╭─ ENTRIES PROVIDED

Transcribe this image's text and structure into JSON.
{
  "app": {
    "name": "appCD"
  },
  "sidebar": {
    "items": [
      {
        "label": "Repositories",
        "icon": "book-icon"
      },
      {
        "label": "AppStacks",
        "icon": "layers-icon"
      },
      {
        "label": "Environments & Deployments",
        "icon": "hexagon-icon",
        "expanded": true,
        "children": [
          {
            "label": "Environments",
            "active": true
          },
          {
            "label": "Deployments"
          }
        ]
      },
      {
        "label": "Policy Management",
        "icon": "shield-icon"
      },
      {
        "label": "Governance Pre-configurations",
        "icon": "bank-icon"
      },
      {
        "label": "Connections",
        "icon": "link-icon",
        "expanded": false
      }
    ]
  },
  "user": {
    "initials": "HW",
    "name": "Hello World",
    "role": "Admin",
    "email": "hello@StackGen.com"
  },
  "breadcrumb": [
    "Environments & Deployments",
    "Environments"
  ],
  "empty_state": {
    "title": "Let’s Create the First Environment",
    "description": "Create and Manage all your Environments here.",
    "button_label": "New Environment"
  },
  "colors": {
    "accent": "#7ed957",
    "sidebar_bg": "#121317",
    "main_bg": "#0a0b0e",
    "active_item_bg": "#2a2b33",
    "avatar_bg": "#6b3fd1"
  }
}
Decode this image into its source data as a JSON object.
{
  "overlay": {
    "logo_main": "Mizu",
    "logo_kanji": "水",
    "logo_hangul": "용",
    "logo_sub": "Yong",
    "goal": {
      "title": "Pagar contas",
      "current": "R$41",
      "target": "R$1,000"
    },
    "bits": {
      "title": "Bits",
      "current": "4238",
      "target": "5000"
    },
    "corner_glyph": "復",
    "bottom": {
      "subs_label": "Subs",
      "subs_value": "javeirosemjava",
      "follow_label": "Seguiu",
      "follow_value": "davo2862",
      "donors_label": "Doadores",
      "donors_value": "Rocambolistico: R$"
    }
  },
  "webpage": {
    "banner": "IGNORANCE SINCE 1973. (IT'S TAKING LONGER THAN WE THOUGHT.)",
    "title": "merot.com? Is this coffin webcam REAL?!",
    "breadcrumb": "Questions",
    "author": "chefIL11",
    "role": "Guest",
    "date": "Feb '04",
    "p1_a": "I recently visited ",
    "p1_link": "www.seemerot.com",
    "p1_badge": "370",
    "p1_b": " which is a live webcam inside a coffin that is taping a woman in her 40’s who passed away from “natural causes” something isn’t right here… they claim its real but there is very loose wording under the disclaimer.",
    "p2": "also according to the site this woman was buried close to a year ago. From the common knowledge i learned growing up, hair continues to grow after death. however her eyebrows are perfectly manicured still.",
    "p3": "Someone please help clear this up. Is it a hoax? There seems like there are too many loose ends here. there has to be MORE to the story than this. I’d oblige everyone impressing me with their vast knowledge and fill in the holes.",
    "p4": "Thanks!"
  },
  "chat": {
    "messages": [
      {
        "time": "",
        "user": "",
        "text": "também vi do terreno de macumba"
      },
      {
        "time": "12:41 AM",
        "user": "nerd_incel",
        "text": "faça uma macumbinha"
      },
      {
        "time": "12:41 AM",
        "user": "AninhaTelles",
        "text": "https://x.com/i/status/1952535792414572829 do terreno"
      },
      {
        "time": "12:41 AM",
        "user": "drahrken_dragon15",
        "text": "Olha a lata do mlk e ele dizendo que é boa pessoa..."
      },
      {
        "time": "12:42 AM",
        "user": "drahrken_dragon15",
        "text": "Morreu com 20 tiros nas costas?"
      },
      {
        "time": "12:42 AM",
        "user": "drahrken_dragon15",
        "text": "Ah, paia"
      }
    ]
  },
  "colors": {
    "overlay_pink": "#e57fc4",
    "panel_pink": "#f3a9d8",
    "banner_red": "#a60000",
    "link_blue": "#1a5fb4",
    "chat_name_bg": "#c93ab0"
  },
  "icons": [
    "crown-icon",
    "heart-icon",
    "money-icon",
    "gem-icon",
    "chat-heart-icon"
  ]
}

╰─

SET EXERCISE: From the listing above, copy every line that includes the word "JSON".

RESULT FOR THIS EXERCISE:
Transcribe this image's text and structure into JSON.
Decode this image into its source data as a JSON object.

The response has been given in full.